Determine the number of lines holding the word "oder"; answer with that number only.
+++ RECORDS SUPPLIED +++
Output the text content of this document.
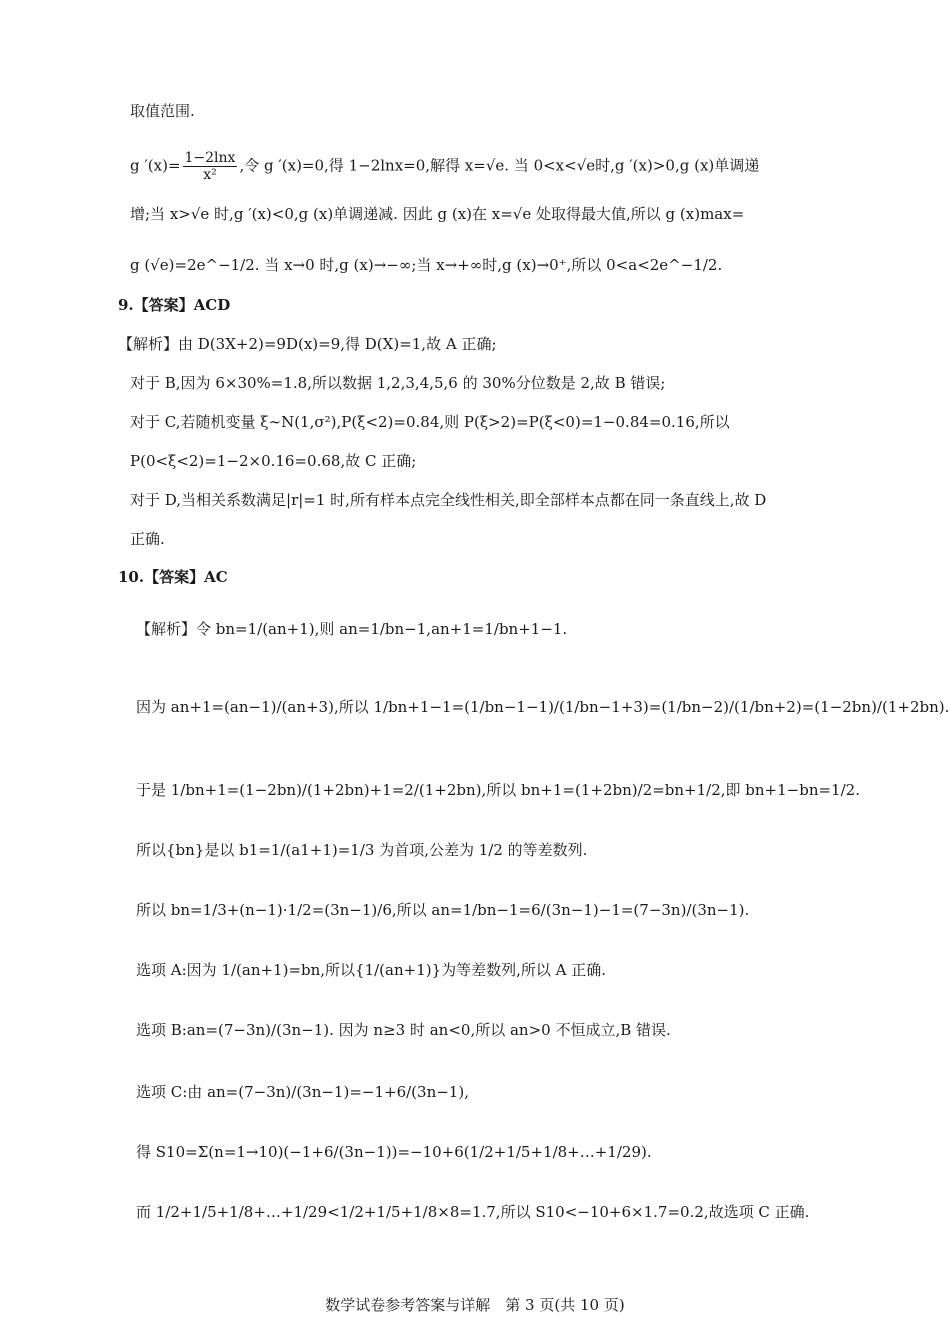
取值范围.
g $'(x)= \frac{1-2\ln x}{\text{x²}}$ ,令 g ′(x)=0,得 1−2lnx=0,解得 x=√e. 当 0<x<√e时,g ′(x)>0,g (x)单调递
增;当 x>√e 时,g ′(x)<0,g (x)单调递减. 因此 g (x)在 x=√e 处取得最大值,所以 g (x)max=
g (√e)=2e^−1/2. 当 x→0 时,g (x)→−∞;当 x→+∞时,g (x)→0⁺,所以 0<a<2e^−1/2.
9.【答案】ACD
【解析】由 D(3X+2)=9D(x)=9,得 D(X)=1,故 A 正确;
对于 B,因为 6×30%=1.8,所以数据 1,2,3,4,5,6 的 30%分位数是 2,故 B 错误;
对于 C,若随机变量 ξ∼N(1,σ²),P(ξ<2)=0.84,则 P(ξ>2)=P(ξ<0)=1−0.84=0.16,所以
P(0<ξ<2)=1−2×0.16=0.68,故 C 正确;
对于 D,当相关系数满足|r|=1 时,所有样本点完全线性相关,即全部样本点都在同一条直线上,故 D
正确.
10.【答案】AC
【解析】令 bn=1/(an+1),则 an=1/bn−1,an+1=1/bn+1−1.
因为 an+1=(an−1)/(an+3),所以 1/bn+1−1=(1/bn−1−1)/(1/bn−1+3)=(1/bn−2)/(1/bn+2)=(1−2bn)/(1+2bn).
于是 1/bn+1=(1−2bn)/(1+2bn)+1=2/(1+2bn),所以 bn+1=(1+2bn)/2=bn+1/2,即 bn+1−bn=1/2.
所以{bn}是以 b1=1/(a1+1)=1/3 为首项,公差为 1/2 的等差数列.
所以 bn=1/3+(n−1)·1/2=(3n−1)/6,所以 an=1/bn−1=6/(3n−1)−1=(7−3n)/(3n−1).
选项 A:因为 1/(an+1)=bn,所以{1/(an+1)}为等差数列,所以 A 正确.
选项 B:an=(7−3n)/(3n−1). 因为 n≥3 时 an<0,所以 an>0 不恒成立,B 错误.
选项 C:由 an=(7−3n)/(3n−1)=−1+6/(3n−1),
得 S10=Σ(n=1→10)(−1+6/(3n−1))=−10+6(1/2+1/5+1/8+…+1/29).
而 1/2+1/5+1/8+…+1/29<1/2+1/5+1/8×8=1.7,所以 S10<−10+6×1.7=0.2,故选项 C 正确.
数学试卷参考答案与详解　第 3 页(共 10 页)
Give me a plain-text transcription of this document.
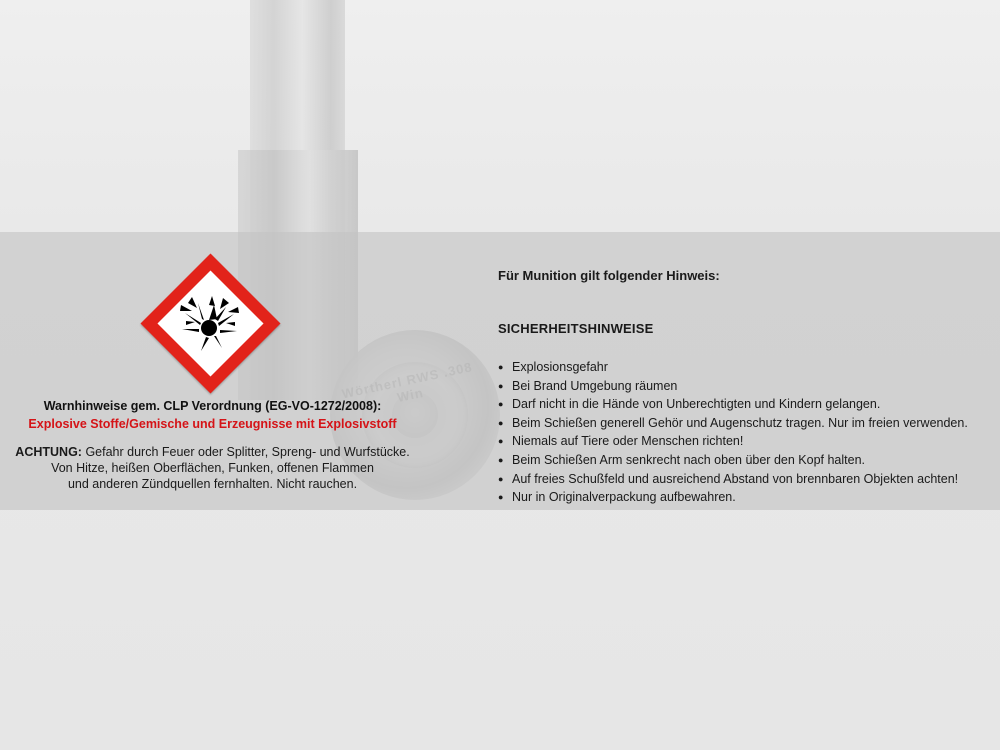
Warnhinweise gem. CLP Verordnung (EG-VO-1272/2008):
Explosive Stoffe/Gemische und Erzeugnisse mit Explosivstoff
ACHTUNG: Gefahr durch Feuer oder Splitter, Spreng- und Wurfstücke.
Von Hitze, heißen Oberflächen, Funken, offenen Flammen
und anderen Zündquellen fernhalten. Nicht rauchen.
Für Munition gilt folgender Hinweis:
SICHERHEITSHINWEISE
● Explosionsgefahr
● Bei Brand Umgebung räumen
● Darf nicht in die Hände von Unberechtigten und Kindern gelangen.
● Beim Schießen generell Gehör und Augenschutz tragen. Nur im freien verwenden.
● Niemals auf Tiere oder Menschen richten!
● Beim Schießen Arm senkrecht nach oben über den Kopf halten.
● Auf freies Schußfeld und ausreichend Abstand von brennbaren Objekten achten!
● Nur in Originalverpackung aufbewahren.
+++
ANSWER TO THIS PROBLEM – 2